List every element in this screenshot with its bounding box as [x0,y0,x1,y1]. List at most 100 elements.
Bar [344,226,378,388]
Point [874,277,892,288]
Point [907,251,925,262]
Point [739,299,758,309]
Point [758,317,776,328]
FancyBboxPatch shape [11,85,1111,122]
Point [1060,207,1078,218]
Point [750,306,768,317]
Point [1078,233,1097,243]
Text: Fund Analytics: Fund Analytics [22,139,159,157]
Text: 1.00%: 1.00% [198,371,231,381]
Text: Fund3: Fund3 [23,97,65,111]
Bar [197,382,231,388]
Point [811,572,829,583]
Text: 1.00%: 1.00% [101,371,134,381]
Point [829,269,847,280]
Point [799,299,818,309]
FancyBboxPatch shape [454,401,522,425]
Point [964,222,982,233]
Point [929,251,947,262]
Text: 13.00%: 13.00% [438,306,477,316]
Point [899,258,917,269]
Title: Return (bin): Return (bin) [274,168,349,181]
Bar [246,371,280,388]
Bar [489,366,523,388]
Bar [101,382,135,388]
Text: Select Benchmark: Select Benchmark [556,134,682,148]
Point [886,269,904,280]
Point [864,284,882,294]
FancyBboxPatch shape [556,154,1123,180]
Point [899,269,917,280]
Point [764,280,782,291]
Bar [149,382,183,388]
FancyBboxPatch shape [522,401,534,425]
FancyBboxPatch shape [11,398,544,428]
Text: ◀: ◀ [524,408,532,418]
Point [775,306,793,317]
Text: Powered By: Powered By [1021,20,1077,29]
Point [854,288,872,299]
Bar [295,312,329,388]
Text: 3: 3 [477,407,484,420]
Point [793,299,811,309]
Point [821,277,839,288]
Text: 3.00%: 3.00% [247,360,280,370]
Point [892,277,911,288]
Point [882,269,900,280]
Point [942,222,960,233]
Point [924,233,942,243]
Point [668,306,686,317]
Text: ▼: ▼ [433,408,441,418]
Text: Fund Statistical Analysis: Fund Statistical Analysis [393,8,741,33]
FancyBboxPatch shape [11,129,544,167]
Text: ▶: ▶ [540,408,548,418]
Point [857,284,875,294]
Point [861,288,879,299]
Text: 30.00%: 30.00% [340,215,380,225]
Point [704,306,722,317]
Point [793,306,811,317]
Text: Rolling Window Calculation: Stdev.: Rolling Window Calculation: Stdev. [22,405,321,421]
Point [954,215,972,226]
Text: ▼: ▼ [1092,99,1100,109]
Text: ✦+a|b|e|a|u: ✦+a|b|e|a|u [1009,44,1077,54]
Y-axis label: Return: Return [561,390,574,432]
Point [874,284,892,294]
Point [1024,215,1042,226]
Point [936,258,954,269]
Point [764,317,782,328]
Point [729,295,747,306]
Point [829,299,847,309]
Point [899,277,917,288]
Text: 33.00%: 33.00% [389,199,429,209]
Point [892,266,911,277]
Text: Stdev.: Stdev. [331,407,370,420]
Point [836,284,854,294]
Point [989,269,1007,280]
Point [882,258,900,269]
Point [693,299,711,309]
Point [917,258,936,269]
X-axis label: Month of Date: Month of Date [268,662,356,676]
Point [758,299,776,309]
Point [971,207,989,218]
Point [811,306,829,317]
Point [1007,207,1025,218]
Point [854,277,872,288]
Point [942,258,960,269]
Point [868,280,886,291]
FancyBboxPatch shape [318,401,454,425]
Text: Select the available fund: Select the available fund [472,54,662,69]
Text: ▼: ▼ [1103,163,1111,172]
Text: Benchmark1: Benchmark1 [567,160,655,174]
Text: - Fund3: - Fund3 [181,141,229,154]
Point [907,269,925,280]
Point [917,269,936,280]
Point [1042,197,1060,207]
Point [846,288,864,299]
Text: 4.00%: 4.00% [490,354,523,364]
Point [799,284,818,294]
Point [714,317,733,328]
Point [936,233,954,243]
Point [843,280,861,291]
§ §
YOUR OBJECTIVE
Rewrite every row, substituting "Marker" for each occurrence of "Point" and leaving everything else in each row unchanged.

PROBLEM SOLUTION
List every element in this screenshot with its bounding box as [x0,y0,x1,y1]. List at most 100 elements.
Bar [344,226,378,388]
Marker [874,277,892,288]
Marker [907,251,925,262]
Marker [739,299,758,309]
Marker [758,317,776,328]
FancyBboxPatch shape [11,85,1111,122]
Marker [1060,207,1078,218]
Marker [750,306,768,317]
Marker [1078,233,1097,243]
Text: Fund Analytics: Fund Analytics [22,139,159,157]
Text: 1.00%: 1.00% [198,371,231,381]
Text: Fund3: Fund3 [23,97,65,111]
Bar [197,382,231,388]
Marker [811,572,829,583]
Text: 1.00%: 1.00% [101,371,134,381]
Marker [829,269,847,280]
Marker [799,299,818,309]
FancyBboxPatch shape [454,401,522,425]
Marker [964,222,982,233]
Marker [929,251,947,262]
Text: 13.00%: 13.00% [438,306,477,316]
Marker [899,258,917,269]
Title: Return (bin): Return (bin) [274,168,349,181]
Bar [246,371,280,388]
Bar [489,366,523,388]
Bar [101,382,135,388]
Text: Select Benchmark: Select Benchmark [556,134,682,148]
Marker [886,269,904,280]
Marker [864,284,882,294]
FancyBboxPatch shape [556,154,1123,180]
Marker [899,269,917,280]
Marker [764,280,782,291]
Bar [149,382,183,388]
FancyBboxPatch shape [522,401,534,425]
FancyBboxPatch shape [11,398,544,428]
Text: ◀: ◀ [524,408,532,418]
Marker [775,306,793,317]
Text: Powered By: Powered By [1021,20,1077,29]
Marker [854,288,872,299]
Bar [295,312,329,388]
Text: 3: 3 [477,407,484,420]
Marker [793,299,811,309]
Marker [821,277,839,288]
Text: 3.00%: 3.00% [247,360,280,370]
Marker [892,277,911,288]
Marker [882,269,900,280]
Marker [942,222,960,233]
Marker [924,233,942,243]
Marker [668,306,686,317]
Text: ▼: ▼ [433,408,441,418]
Text: Fund Statistical Analysis: Fund Statistical Analysis [393,8,741,33]
FancyBboxPatch shape [11,129,544,167]
Text: ▶: ▶ [540,408,548,418]
Marker [857,284,875,294]
Marker [861,288,879,299]
Text: 30.00%: 30.00% [340,215,380,225]
Marker [704,306,722,317]
Marker [793,306,811,317]
Text: Rolling Window Calculation: Stdev.: Rolling Window Calculation: Stdev. [22,405,321,421]
Marker [954,215,972,226]
Text: ▼: ▼ [1092,99,1100,109]
Text: ✦+a|b|e|a|u: ✦+a|b|e|a|u [1009,44,1077,54]
Y-axis label: Return: Return [561,390,574,432]
Marker [874,284,892,294]
Marker [1024,215,1042,226]
Marker [936,258,954,269]
Marker [764,317,782,328]
Marker [729,295,747,306]
Marker [829,299,847,309]
Marker [899,277,917,288]
Text: 33.00%: 33.00% [389,199,429,209]
Marker [892,266,911,277]
Text: Stdev.: Stdev. [331,407,370,420]
Marker [836,284,854,294]
Marker [989,269,1007,280]
Marker [882,258,900,269]
Marker [693,299,711,309]
Marker [917,258,936,269]
X-axis label: Month of Date: Month of Date [268,662,356,676]
Marker [758,299,776,309]
Marker [971,207,989,218]
Marker [811,306,829,317]
Marker [1007,207,1025,218]
Marker [854,277,872,288]
Marker [942,258,960,269]
Marker [868,280,886,291]
FancyBboxPatch shape [318,401,454,425]
Text: Select the available fund: Select the available fund [472,54,662,69]
Text: ▼: ▼ [1103,163,1111,172]
Text: Benchmark1: Benchmark1 [567,160,655,174]
Text: - Fund3: - Fund3 [181,141,229,154]
Marker [907,269,925,280]
Marker [917,269,936,280]
Marker [1042,197,1060,207]
Marker [846,288,864,299]
Text: 4.00%: 4.00% [490,354,523,364]
Marker [799,284,818,294]
Marker [714,317,733,328]
Marker [936,233,954,243]
Marker [843,280,861,291]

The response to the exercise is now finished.